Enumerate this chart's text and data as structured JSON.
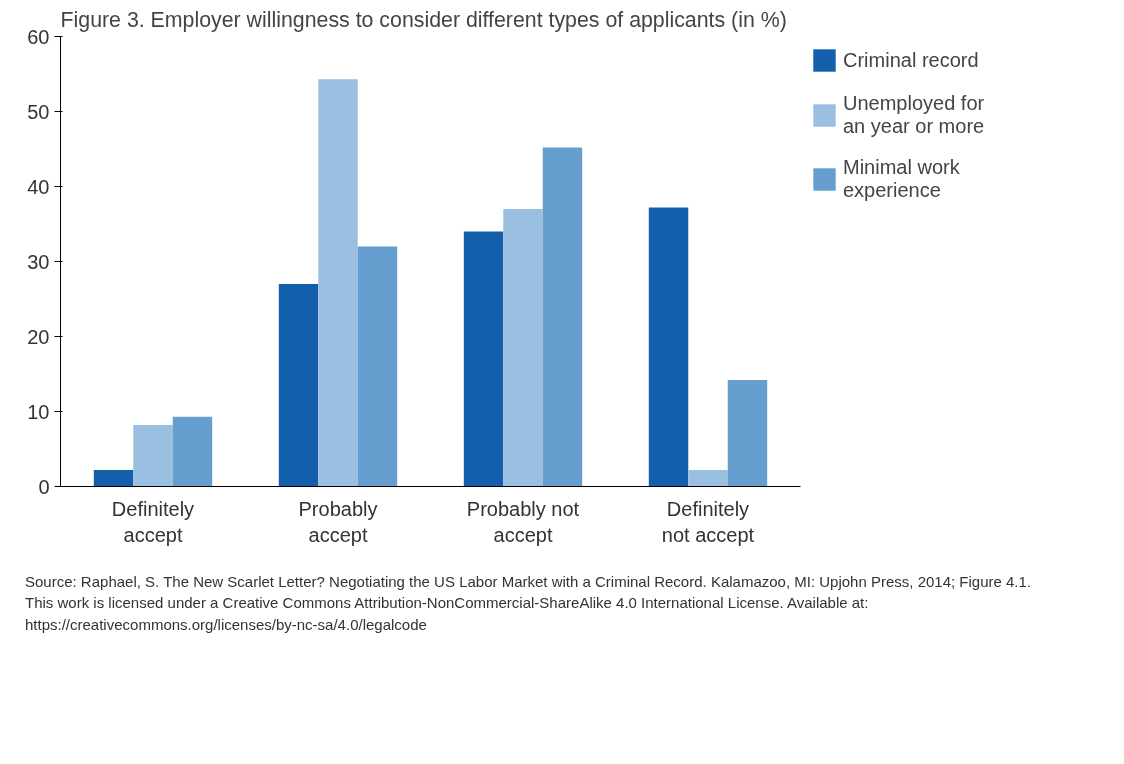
{
  "chart_data": {
    "type": "bar",
    "title": "Figure 3. Employer willingness to consider different types of applicants (in %)",
    "categories": [
      "Definitely accept",
      "Probably accept",
      "Probably not accept",
      "Definitely not accept"
    ],
    "series": [
      {
        "name": "Criminal record",
        "color": "#135fac",
        "values": [
          2.2,
          27,
          34,
          37.2
        ]
      },
      {
        "name": "Unemployed for an year or more",
        "color": "#9bbfe0",
        "values": [
          8.2,
          54.3,
          37,
          2.2
        ]
      },
      {
        "name": "Minimal work experience",
        "color": "#659ecf",
        "values": [
          9.3,
          32,
          45.2,
          14.2
        ]
      }
    ],
    "ylim": [
      0,
      60
    ],
    "yticks": [
      0,
      10,
      20,
      30,
      40,
      50,
      60
    ],
    "grid": false,
    "legend": "top right",
    "annotations": [
      "Source: Raphael, S. The New Scarlet Letter? Negotiating the US Labor Market with a Criminal Record. Kalamazoo, MI: Upjohn Press, 2014; Figure 4.1. This work is licensed under a Creative Commons Attribution-NonCommercial-ShareAlike 4.0 International License. Available at: https://creativecommons.org/licenses/by-nc-sa/4.0/legalcode"
    ]
  }
}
● ● ●
WORK TO DO -
Every record gets retyped exactly; no picture goes into the copy.

TASK SOLUTION -
Enumerate this chart's text and data as structured JSON.
{
  "chart_data": {
    "type": "bar",
    "title": "Figure 3. Employer willingness to consider different types of applicants (in %)",
    "categories": [
      "Definitely accept",
      "Probably accept",
      "Probably not accept",
      "Definitely not accept"
    ],
    "series": [
      {
        "name": "Criminal record",
        "color": "#135fac",
        "values": [
          2.2,
          27,
          34,
          37.2
        ]
      },
      {
        "name": "Unemployed for an year or more",
        "color": "#9bbfe0",
        "values": [
          8.2,
          54.3,
          37,
          2.2
        ]
      },
      {
        "name": "Minimal work experience",
        "color": "#659ecf",
        "values": [
          9.3,
          32,
          45.2,
          14.2
        ]
      }
    ],
    "ylim": [
      0,
      60
    ],
    "yticks": [
      0,
      10,
      20,
      30,
      40,
      50,
      60
    ],
    "grid": false,
    "legend": "top right",
    "annotations": [
      "Source: Raphael, S. The New Scarlet Letter? Negotiating the US Labor Market with a Criminal Record. Kalamazoo, MI: Upjohn Press, 2014; Figure 4.1. This work is licensed under a Creative Commons Attribution-NonCommercial-ShareAlike 4.0 International License. Available at: https://creativecommons.org/licenses/by-nc-sa/4.0/legalcode"
    ]
  }
}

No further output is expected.